__REQUIRED TASK__: Go through the records below line by line. Count the lines with "wavelength" and give the count alone.

[Some records]
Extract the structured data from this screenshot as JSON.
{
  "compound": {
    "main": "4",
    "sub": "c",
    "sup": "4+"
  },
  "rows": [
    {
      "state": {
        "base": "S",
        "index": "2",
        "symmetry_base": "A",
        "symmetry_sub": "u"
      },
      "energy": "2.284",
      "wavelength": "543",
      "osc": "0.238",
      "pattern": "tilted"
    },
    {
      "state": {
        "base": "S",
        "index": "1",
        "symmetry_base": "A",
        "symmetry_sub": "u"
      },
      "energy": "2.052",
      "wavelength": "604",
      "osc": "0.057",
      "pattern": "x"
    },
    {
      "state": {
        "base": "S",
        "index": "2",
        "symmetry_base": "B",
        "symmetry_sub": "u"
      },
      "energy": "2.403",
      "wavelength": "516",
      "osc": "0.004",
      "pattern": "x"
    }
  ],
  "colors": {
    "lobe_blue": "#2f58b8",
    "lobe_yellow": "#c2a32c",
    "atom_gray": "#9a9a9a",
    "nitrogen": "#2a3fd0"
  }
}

__RESPONSE TO THE EXERCISE__: 3